* _INPUT_:
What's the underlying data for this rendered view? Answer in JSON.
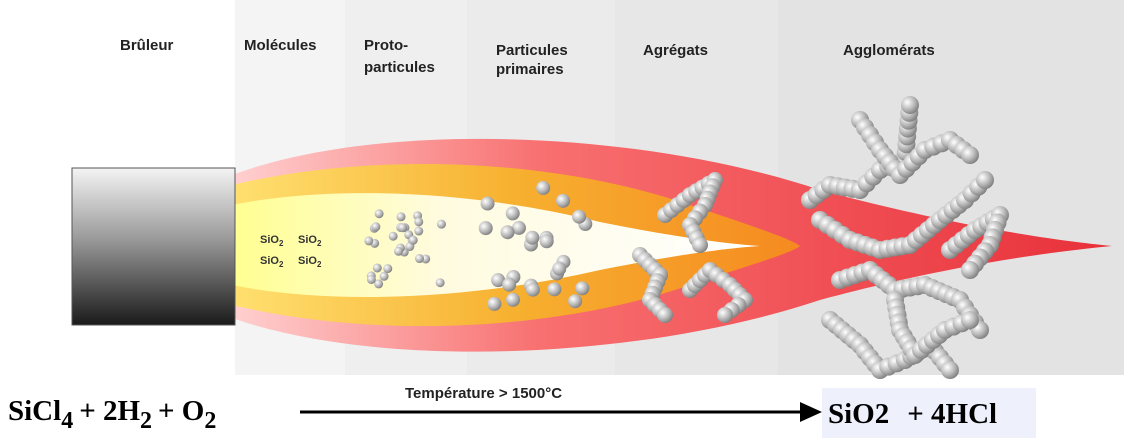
{
  "columns": [
    {
      "lines": [
        "Brûleur"
      ]
    },
    {
      "lines": [
        "Molécules"
      ]
    },
    {
      "lines": [
        "Proto-",
        "particules"
      ]
    },
    {
      "lines": [
        "Particules",
        "primaires"
      ]
    },
    {
      "lines": [
        "Agrégats"
      ]
    },
    {
      "lines": [
        "Agglomérats"
      ]
    }
  ],
  "molecules": [
    {
      "text": "SiO",
      "sub": "2"
    },
    {
      "text": "SiO",
      "sub": "2"
    },
    {
      "text": "SiO",
      "sub": "2"
    },
    {
      "text": "SiO",
      "sub": "2"
    }
  ],
  "equation": {
    "reactants": [
      {
        "text": "SiCl",
        "sub": "4"
      },
      {
        "text": "+ 2H",
        "sub": "2"
      },
      {
        "text": "+ O",
        "sub": "2"
      }
    ],
    "condition": "Température > 1500°C",
    "products": [
      "SiO2",
      "+ 4HCl"
    ]
  }
}
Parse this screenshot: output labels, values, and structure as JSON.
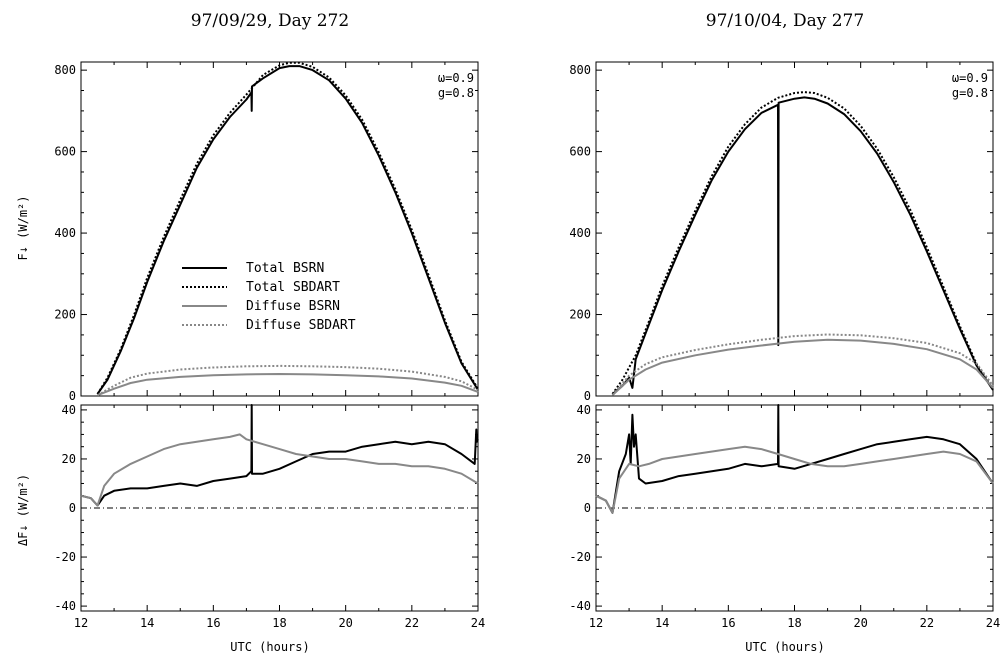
{
  "colors": {
    "black": "#000000",
    "gray": "#888888"
  },
  "chart_data": [
    {
      "type": "line",
      "title": "97/09/29, Day 272",
      "xlabel": "UTC (hours)",
      "annotation": [
        "ω=0.9",
        "g=0.8"
      ],
      "legend": {
        "position": "center-left",
        "entries": [
          "Total BSRN",
          "Total SBDART",
          "Diffuse BSRN",
          "Diffuse SBDART"
        ]
      },
      "xlim": [
        12,
        24
      ],
      "x_ticks": [
        12,
        14,
        16,
        18,
        20,
        22,
        24
      ],
      "top": {
        "ylabel": "F↓ (W/m²)",
        "ylim": [
          0,
          820
        ],
        "y_ticks": [
          0,
          200,
          400,
          600,
          800
        ],
        "series": [
          {
            "name": "Total BSRN",
            "style": "solid",
            "color": "#000000",
            "x": [
              12.5,
              12.8,
              13.2,
              13.6,
              14.0,
              14.5,
              15.0,
              15.5,
              16.0,
              16.5,
              17.0,
              17.15,
              17.16,
              17.17,
              17.5,
              18.0,
              18.3,
              18.6,
              19.0,
              19.5,
              20.0,
              20.5,
              21.0,
              21.5,
              22.0,
              22.5,
              23.0,
              23.5,
              24.0
            ],
            "y": [
              5,
              40,
              110,
              190,
              280,
              380,
              470,
              560,
              630,
              685,
              728,
              745,
              700,
              760,
              780,
              805,
              810,
              810,
              800,
              775,
              730,
              670,
              590,
              500,
              400,
              290,
              180,
              80,
              15
            ]
          },
          {
            "name": "Total SBDART",
            "style": "dotted",
            "color": "#000000",
            "x": [
              12.5,
              12.8,
              13.2,
              13.6,
              14.0,
              14.5,
              15.0,
              15.5,
              16.0,
              16.5,
              17.0,
              17.5,
              18.0,
              18.3,
              18.6,
              19.0,
              19.5,
              20.0,
              20.5,
              21.0,
              21.5,
              22.0,
              22.5,
              23.0,
              23.5,
              24.0
            ],
            "y": [
              5,
              45,
              115,
              198,
              290,
              390,
              482,
              570,
              640,
              695,
              740,
              788,
              812,
              818,
              818,
              808,
              782,
              738,
              678,
              598,
              508,
              408,
              298,
              186,
              84,
              18
            ]
          },
          {
            "name": "Diffuse BSRN",
            "style": "solid",
            "color": "#888888",
            "x": [
              12.5,
              13.0,
              13.5,
              14.0,
              15.0,
              16.0,
              17.0,
              18.0,
              19.0,
              20.0,
              21.0,
              22.0,
              23.0,
              23.5,
              24.0
            ],
            "y": [
              2,
              18,
              32,
              40,
              47,
              51,
              53,
              54,
              53,
              51,
              48,
              43,
              33,
              25,
              10
            ]
          },
          {
            "name": "Diffuse SBDART",
            "style": "dotted",
            "color": "#888888",
            "x": [
              12.5,
              13.0,
              13.5,
              14.0,
              15.0,
              16.0,
              17.0,
              18.0,
              19.0,
              20.0,
              21.0,
              22.0,
              23.0,
              23.5,
              24.0
            ],
            "y": [
              2,
              25,
              45,
              55,
              65,
              70,
              73,
              74,
              73,
              71,
              67,
              60,
              47,
              36,
              15
            ]
          }
        ]
      },
      "bottom": {
        "ylabel": "ΔF↓ (W/m²)",
        "ylim": [
          -42,
          42
        ],
        "y_ticks": [
          -40,
          -20,
          0,
          20,
          40
        ],
        "zero_line": "dash-dot",
        "series": [
          {
            "name": "Total BSRN",
            "color": "#000000",
            "x": [
              12.0,
              12.3,
              12.5,
              12.7,
              13.0,
              13.5,
              14.0,
              14.5,
              15.0,
              15.5,
              16.0,
              16.5,
              17.0,
              17.15,
              17.16,
              17.17,
              17.5,
              18.0,
              18.5,
              19.0,
              19.5,
              20.0,
              20.5,
              21.0,
              21.5,
              22.0,
              22.5,
              23.0,
              23.5,
              23.9,
              23.95,
              23.96,
              24.0
            ],
            "y": [
              5,
              4,
              1,
              5,
              7,
              8,
              8,
              9,
              10,
              9,
              11,
              12,
              13,
              15,
              42,
              14,
              14,
              16,
              19,
              22,
              23,
              23,
              25,
              26,
              27,
              26,
              27,
              26,
              22,
              18,
              32,
              27,
              28
            ]
          },
          {
            "name": "Diffuse BSRN",
            "color": "#888888",
            "x": [
              12.0,
              12.3,
              12.5,
              12.7,
              13.0,
              13.5,
              14.0,
              14.5,
              15.0,
              15.5,
              16.0,
              16.5,
              16.8,
              17.0,
              17.5,
              18.0,
              18.5,
              19.0,
              19.5,
              20.0,
              20.5,
              21.0,
              21.5,
              22.0,
              22.5,
              23.0,
              23.5,
              24.0
            ],
            "y": [
              5,
              4,
              1,
              9,
              14,
              18,
              21,
              24,
              26,
              27,
              28,
              29,
              30,
              28,
              26,
              24,
              22,
              21,
              20,
              20,
              19,
              18,
              18,
              17,
              17,
              16,
              14,
              10
            ]
          }
        ]
      }
    },
    {
      "type": "line",
      "title": "97/10/04, Day 277",
      "xlabel": "UTC (hours)",
      "annotation": [
        "ω=0.9",
        "g=0.8"
      ],
      "xlim": [
        12,
        24
      ],
      "x_ticks": [
        12,
        14,
        16,
        18,
        20,
        22,
        24
      ],
      "top": {
        "ylim": [
          0,
          820
        ],
        "y_ticks": [
          0,
          200,
          400,
          600,
          800
        ],
        "series": [
          {
            "name": "Total BSRN",
            "style": "solid",
            "color": "#000000",
            "x": [
              12.5,
              12.8,
              13.0,
              13.1,
              13.2,
              13.6,
              14.0,
              14.5,
              15.0,
              15.5,
              16.0,
              16.5,
              17.0,
              17.5,
              17.51,
              17.52,
              18.0,
              18.3,
              18.6,
              19.0,
              19.5,
              20.0,
              20.5,
              21.0,
              21.5,
              22.0,
              22.5,
              23.0,
              23.5,
              24.0
            ],
            "y": [
              5,
              25,
              45,
              20,
              90,
              175,
              260,
              355,
              445,
              530,
              600,
              655,
              695,
              715,
              125,
              720,
              730,
              733,
              730,
              718,
              692,
              650,
              595,
              525,
              445,
              355,
              260,
              165,
              75,
              15
            ]
          },
          {
            "name": "Total SBDART",
            "style": "dotted",
            "color": "#000000",
            "x": [
              12.5,
              12.8,
              13.2,
              13.6,
              14.0,
              14.5,
              15.0,
              15.5,
              16.0,
              16.5,
              17.0,
              17.5,
              18.0,
              18.3,
              18.6,
              19.0,
              19.5,
              20.0,
              20.5,
              21.0,
              21.5,
              22.0,
              22.5,
              23.0,
              23.5,
              24.0
            ],
            "y": [
              5,
              40,
              100,
              183,
              270,
              365,
              455,
              540,
              612,
              667,
              708,
              732,
              744,
              746,
              744,
              732,
              706,
              663,
              607,
              537,
              457,
              365,
              268,
              171,
              79,
              18
            ]
          },
          {
            "name": "Diffuse BSRN",
            "style": "solid",
            "color": "#888888",
            "x": [
              12.5,
              13.0,
              13.5,
              14.0,
              15.0,
              16.0,
              17.0,
              18.0,
              19.0,
              20.0,
              21.0,
              22.0,
              23.0,
              23.5,
              24.0
            ],
            "y": [
              2,
              40,
              65,
              82,
              100,
              114,
              124,
              133,
              138,
              136,
              128,
              115,
              90,
              65,
              20
            ]
          },
          {
            "name": "Diffuse SBDART",
            "style": "dotted",
            "color": "#888888",
            "x": [
              12.5,
              13.0,
              13.5,
              14.0,
              15.0,
              16.0,
              17.0,
              18.0,
              19.0,
              20.0,
              21.0,
              22.0,
              23.0,
              23.5,
              24.0
            ],
            "y": [
              2,
              50,
              78,
              95,
              113,
              127,
              138,
              147,
              151,
              149,
              142,
              130,
              105,
              80,
              25
            ]
          }
        ]
      },
      "bottom": {
        "ylim": [
          -42,
          42
        ],
        "y_ticks": [
          -40,
          -20,
          0,
          20,
          40
        ],
        "zero_line": "dash-dot",
        "series": [
          {
            "name": "Total BSRN",
            "color": "#000000",
            "x": [
              12.0,
              12.3,
              12.5,
              12.7,
              12.9,
              13.0,
              13.05,
              13.1,
              13.15,
              13.2,
              13.3,
              13.5,
              14.0,
              14.5,
              15.0,
              15.5,
              16.0,
              16.5,
              17.0,
              17.5,
              17.51,
              17.52,
              18.0,
              18.5,
              19.0,
              19.5,
              20.0,
              20.5,
              21.0,
              21.5,
              22.0,
              22.5,
              23.0,
              23.5,
              24.0
            ],
            "y": [
              5,
              3,
              -2,
              15,
              22,
              30,
              18,
              38,
              25,
              30,
              12,
              10,
              11,
              13,
              14,
              15,
              16,
              18,
              17,
              18,
              42,
              17,
              16,
              18,
              20,
              22,
              24,
              26,
              27,
              28,
              29,
              28,
              26,
              20,
              10
            ]
          },
          {
            "name": "Diffuse BSRN",
            "color": "#888888",
            "x": [
              12.0,
              12.3,
              12.5,
              12.7,
              13.0,
              13.3,
              13.6,
              14.0,
              15.0,
              16.0,
              16.5,
              17.0,
              17.5,
              18.0,
              18.5,
              19.0,
              19.5,
              20.0,
              20.5,
              21.0,
              21.5,
              22.0,
              22.5,
              23.0,
              23.5,
              24.0
            ],
            "y": [
              5,
              3,
              -2,
              12,
              18,
              17,
              18,
              20,
              22,
              24,
              25,
              24,
              22,
              20,
              18,
              17,
              17,
              18,
              19,
              20,
              21,
              22,
              23,
              22,
              19,
              10
            ]
          }
        ]
      }
    }
  ]
}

* _EXERCISE DETAILS_:
Isolate each line of the listing above that includes "this". Copy it.

* _TASK SOLUTION_:
What's the underlying data for this rendered view? Answer in JSON.
Parse this screenshot: output labels, values, and structure as JSON.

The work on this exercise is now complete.